**** Working data ****

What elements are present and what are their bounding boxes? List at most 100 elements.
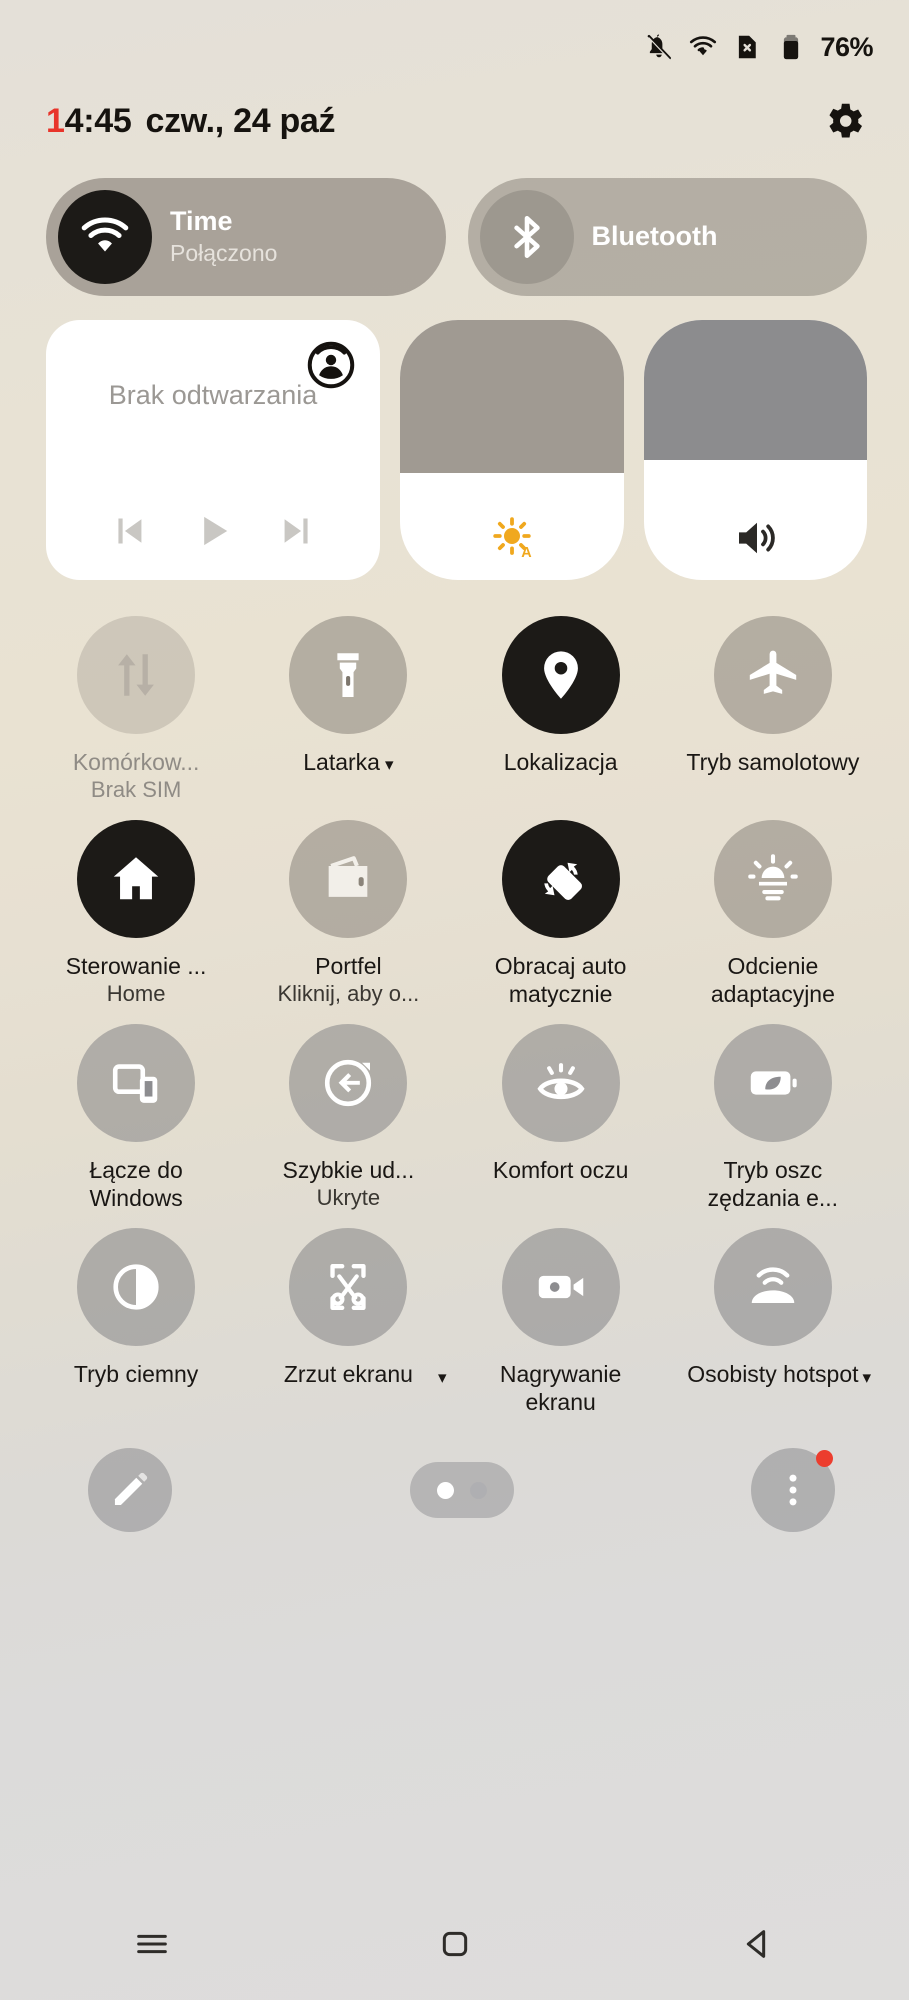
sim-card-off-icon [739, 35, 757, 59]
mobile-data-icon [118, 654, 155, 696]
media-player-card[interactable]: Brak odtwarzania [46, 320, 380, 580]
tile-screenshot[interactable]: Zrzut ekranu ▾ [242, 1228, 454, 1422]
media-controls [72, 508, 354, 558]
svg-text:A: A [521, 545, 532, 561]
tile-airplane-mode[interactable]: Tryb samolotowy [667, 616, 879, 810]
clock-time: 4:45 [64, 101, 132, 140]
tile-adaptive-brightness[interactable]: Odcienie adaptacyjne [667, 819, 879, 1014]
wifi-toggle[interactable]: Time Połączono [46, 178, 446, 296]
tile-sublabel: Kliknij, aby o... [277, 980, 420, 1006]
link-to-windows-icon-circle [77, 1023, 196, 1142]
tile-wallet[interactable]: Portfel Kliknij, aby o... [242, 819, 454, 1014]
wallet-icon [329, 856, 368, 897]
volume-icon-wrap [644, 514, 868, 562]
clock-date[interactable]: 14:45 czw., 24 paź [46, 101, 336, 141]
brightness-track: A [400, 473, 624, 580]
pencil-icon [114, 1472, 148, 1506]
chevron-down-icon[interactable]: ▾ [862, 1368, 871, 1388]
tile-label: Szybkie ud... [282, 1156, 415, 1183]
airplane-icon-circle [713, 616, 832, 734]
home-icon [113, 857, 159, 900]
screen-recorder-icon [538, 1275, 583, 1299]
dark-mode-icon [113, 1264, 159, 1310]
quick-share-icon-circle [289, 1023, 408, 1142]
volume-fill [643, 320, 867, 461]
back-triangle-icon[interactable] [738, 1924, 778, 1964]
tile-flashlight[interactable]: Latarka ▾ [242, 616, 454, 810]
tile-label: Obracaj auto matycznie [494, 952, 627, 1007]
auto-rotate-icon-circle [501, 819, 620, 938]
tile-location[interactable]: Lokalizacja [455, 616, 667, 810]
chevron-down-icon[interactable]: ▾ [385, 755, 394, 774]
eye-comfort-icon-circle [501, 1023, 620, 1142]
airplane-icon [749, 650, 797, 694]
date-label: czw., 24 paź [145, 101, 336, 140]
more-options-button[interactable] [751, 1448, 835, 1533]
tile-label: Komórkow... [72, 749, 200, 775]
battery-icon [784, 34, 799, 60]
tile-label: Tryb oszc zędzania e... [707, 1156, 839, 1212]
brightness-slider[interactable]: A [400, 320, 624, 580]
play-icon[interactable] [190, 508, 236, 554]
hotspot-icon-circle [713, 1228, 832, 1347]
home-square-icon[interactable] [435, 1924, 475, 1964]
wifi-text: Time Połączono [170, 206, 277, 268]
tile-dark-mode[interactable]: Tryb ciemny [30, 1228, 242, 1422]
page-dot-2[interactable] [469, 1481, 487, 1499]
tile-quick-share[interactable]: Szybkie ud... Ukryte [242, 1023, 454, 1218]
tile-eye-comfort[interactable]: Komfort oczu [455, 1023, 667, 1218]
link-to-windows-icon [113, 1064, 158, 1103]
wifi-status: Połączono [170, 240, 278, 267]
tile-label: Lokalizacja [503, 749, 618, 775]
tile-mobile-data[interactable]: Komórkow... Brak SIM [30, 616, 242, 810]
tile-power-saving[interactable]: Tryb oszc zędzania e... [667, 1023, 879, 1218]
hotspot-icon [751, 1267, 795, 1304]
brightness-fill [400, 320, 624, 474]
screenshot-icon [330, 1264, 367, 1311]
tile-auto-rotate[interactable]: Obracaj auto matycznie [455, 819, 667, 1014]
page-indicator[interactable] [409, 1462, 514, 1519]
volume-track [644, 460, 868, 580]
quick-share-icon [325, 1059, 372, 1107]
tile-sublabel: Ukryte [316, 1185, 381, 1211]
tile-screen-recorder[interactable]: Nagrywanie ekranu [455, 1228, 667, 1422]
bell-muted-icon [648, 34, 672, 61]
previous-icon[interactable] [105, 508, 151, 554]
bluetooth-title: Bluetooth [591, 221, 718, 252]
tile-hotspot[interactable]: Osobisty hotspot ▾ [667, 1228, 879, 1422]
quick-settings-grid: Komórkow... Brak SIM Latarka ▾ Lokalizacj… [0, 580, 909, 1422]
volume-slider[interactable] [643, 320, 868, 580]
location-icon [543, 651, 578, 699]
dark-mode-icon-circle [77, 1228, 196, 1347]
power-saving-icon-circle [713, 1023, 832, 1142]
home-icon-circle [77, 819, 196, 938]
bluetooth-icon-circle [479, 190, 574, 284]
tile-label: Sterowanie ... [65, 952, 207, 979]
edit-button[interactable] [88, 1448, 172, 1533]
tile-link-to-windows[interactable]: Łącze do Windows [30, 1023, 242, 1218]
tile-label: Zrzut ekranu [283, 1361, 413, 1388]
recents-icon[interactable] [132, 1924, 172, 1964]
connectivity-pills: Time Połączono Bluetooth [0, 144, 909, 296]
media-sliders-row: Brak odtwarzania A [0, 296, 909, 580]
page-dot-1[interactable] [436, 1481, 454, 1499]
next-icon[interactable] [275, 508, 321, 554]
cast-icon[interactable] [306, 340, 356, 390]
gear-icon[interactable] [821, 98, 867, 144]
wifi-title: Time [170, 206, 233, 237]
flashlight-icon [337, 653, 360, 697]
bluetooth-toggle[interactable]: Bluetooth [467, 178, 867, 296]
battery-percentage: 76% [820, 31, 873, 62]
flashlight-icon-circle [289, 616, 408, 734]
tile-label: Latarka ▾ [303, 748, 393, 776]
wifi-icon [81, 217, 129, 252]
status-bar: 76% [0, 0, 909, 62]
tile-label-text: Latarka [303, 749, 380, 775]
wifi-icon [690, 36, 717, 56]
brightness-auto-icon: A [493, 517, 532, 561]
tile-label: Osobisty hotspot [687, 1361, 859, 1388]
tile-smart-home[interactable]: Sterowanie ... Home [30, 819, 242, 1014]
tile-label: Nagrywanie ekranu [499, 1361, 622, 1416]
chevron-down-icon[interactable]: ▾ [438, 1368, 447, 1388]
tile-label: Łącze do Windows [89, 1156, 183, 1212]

****

__Set problem__
Recast every line of the entries above as a Markdown table with the columns "Number" and "Line", numbering the rows in order and skipping blank lines. Leave the pictures out.

__Output__
| Number | Line |
|---|---|
| 1 | What elements are present and what are their bounding boxes? List at most 100 elements. |
| 2 | sim-card-off-icon [739, 35, 757, 59] |
| 3 | mobile-data-icon [118, 654, 155, 696] |
| 4 | media-player-card[interactable]: Brak odtwarzania [46, 320, 380, 580] |
| 5 | tile-screenshot[interactable]: Zrzut ekranu ▾ [242, 1228, 454, 1422] |
| 6 | media-controls [72, 508, 354, 558] |
| 7 | svg-text:A: A [521, 545, 532, 561] |
| 8 | tile-airplane-mode[interactable]: Tryb samolotowy [667, 616, 879, 810] |
| 9 | clock-time: 4:45 [64, 101, 132, 140] |
| 10 | tile-adaptive-brightness[interactable]: Odcienie adaptacyjne [667, 819, 879, 1014] |
| 11 | wifi-toggle[interactable]: Time Połączono [46, 178, 446, 296] |
| 12 | tile-sublabel: Kliknij, aby o... [277, 980, 420, 1006] |
| 13 | link-to-windows-icon-circle [77, 1023, 196, 1142] |
| 14 | tile-wallet[interactable]: Portfel Kliknij, aby o... [242, 819, 454, 1014] |
| 15 | wallet-icon [329, 856, 368, 897] |
| 16 | volume-icon-wrap [644, 514, 868, 562] |
| 17 | clock-date[interactable]: 14:45 czw., 24 paź [46, 101, 336, 141] |
| 18 | brightness-track: A [400, 473, 624, 580] |
| 19 | pencil-icon [114, 1472, 148, 1506] |
| 20 | chevron-down-icon[interactable]: ▾ [862, 1368, 871, 1388] |
| 21 | tile-label: Szybkie ud... [282, 1156, 415, 1183] |
| 22 | airplane-icon-circle [713, 616, 832, 734] |
| 23 | home-icon [113, 857, 159, 900] |
| 24 | screen-recorder-icon [538, 1275, 583, 1299] |
| 25 | dark-mode-icon [113, 1264, 159, 1310] |
| 26 | quick-share-icon-circle [289, 1023, 408, 1142] |
| 27 | volume-fill [643, 320, 867, 461] |
| 28 | back-triangle-icon[interactable] [738, 1924, 778, 1964] |
| 29 | tile-flashlight[interactable]: Latarka ▾ [242, 616, 454, 810] |
| 30 | tile-label: Obracaj auto matycznie [494, 952, 627, 1007] |
| 31 | auto-rotate-icon-circle [501, 819, 620, 938] |
| 32 | tile-location[interactable]: Lokalizacja [455, 616, 667, 810] |
| 33 | chevron-down-icon[interactable]: ▾ [385, 755, 394, 774] |
| 34 | eye-comfort-icon-circle [501, 1023, 620, 1142] |
| 35 | airplane-icon [749, 650, 797, 694] |
| 36 | date-label: czw., 24 paź [145, 101, 336, 140] |
| 37 | more-options-button[interactable] [751, 1448, 835, 1533] |
| 38 | tile-label: Komórkow... [72, 749, 200, 775] |
| 39 | battery-icon [784, 34, 799, 60] |
| 40 | tile-label: Tryb oszc zędzania e... [707, 1156, 839, 1212] |
| 41 | brightness-slider[interactable]: A [400, 320, 624, 580] |
| 42 | play-icon[interactable] [190, 508, 236, 554] |
| 43 | hotspot-icon-circle [713, 1228, 832, 1347] |
| 44 | home-square-icon[interactable] [435, 1924, 475, 1964] |
| 45 | wifi-text: Time Połączono [170, 206, 277, 268] |
| 46 | tile-dark-mode[interactable]: Tryb ciemny [30, 1228, 242, 1422] |
| 47 | page-dot-2[interactable] [469, 1481, 487, 1499] |
| 48 | tile-quick-share[interactable]: Szybkie ud... Ukryte [242, 1023, 454, 1218] |
| 49 | tile-eye-comfort[interactable]: Komfort oczu [455, 1023, 667, 1218] |
| 50 | link-to-windows-icon [113, 1064, 158, 1103] |
| 51 | wifi-status: Połączono [170, 240, 278, 267] |
| 52 | tile-label: Lokalizacja [503, 749, 618, 775] |
| 53 | tile-mobile-data[interactable]: Komórkow... Brak SIM [30, 616, 242, 810] |
| 54 | tile-power-saving[interactable]: Tryb oszc zędzania e... [667, 1023, 879, 1218] |
| 55 | hotspot-icon [751, 1267, 795, 1304] |
| 56 | brightness-fill [400, 320, 624, 474] |
| 57 | screenshot-icon [330, 1264, 367, 1311] |
| 58 | tile-auto-rotate[interactable]: Obracaj auto matycznie [455, 819, 667, 1014] |
| 59 | page-indicator[interactable] [409, 1462, 514, 1519] |
| 60 | volume-track [644, 460, 868, 580] |
| 61 | quick-share-icon [325, 1059, 372, 1107] |
| 62 | tile-sublabel: Ukryte [316, 1185, 381, 1211] |
| 63 | tile-screen-recorder[interactable]: Nagrywanie ekranu [455, 1228, 667, 1422] |
| 64 | bell-muted-icon [648, 34, 672, 61] |
| 65 | previous-icon[interactable] [105, 508, 151, 554] |
| 66 | bluetooth-title: Bluetooth [591, 221, 718, 252] |
| 67 | tile-hotspot[interactable]: Osobisty hotspot ▾ [667, 1228, 879, 1422] |
| 68 | quick-settings-grid: Komórkow... Brak SIM Latarka ▾ Lokalizacj… [0, 580, 909, 1422] |
| 69 | volume-slider[interactable] [643, 320, 868, 580] |
| 70 | location-icon [543, 651, 578, 699] |
| 71 | dark-mode-icon-circle [77, 1228, 196, 1347] |
| 72 | power-saving-icon-circle [713, 1023, 832, 1142] |
| 73 | home-icon-circle [77, 819, 196, 938] |
| 74 | bluetooth-icon-circle [479, 190, 574, 284] |
| 75 | tile-label: Sterowanie ... [65, 952, 207, 979] |
| 76 | edit-button[interactable] [88, 1448, 172, 1533] |
| 77 | tile-link-to-windows[interactable]: Łącze do Windows [30, 1023, 242, 1218] |
| 78 | tile-label: Zrzut ekranu [283, 1361, 413, 1388] |
| 79 | recents-icon[interactable] [132, 1924, 172, 1964] |
| 80 | connectivity-pills: Time Połączono Bluetooth [0, 144, 909, 296] |
| 81 | media-sliders-row: Brak odtwarzania A [0, 296, 909, 580] |
| 82 | page-dot-1[interactable] [436, 1481, 454, 1499] |
| 83 | next-icon[interactable] [275, 508, 321, 554] |
| 84 | cast-icon[interactable] [306, 340, 356, 390] |
| 85 | gear-icon[interactable] [821, 98, 867, 144] |
| 86 | wifi-title: Time [170, 206, 233, 237] |
| 87 | flashlight-icon [337, 653, 360, 697] |
| 88 | bluetooth-toggle[interactable]: Bluetooth [467, 178, 867, 296] |
| 89 | battery-percentage: 76% [820, 31, 873, 62] |
| 90 | flashlight-icon-circle [289, 616, 408, 734] |
| 91 | tile-label: Latarka ▾ [303, 748, 393, 776] |
| 92 | wifi-icon [81, 217, 129, 252] |
| 93 | status-bar: 76% [0, 0, 909, 62] |
| 94 | tile-label-text: Latarka [303, 749, 380, 775] |
| 95 | wifi-icon [690, 36, 717, 56] |
| 96 | brightness-auto-icon: A [493, 517, 532, 561] |
| 97 | tile-label: Osobisty hotspot [687, 1361, 859, 1388] |
| 98 | tile-smart-home[interactable]: Sterowanie ... Home [30, 819, 242, 1014] |
| 99 | tile-label: Nagrywanie ekranu [499, 1361, 622, 1416] |
| 100 | chevron-down-icon[interactable]: ▾ [438, 1368, 447, 1388] |
| 101 | tile-label: Łącze do Windows [89, 1156, 183, 1212] |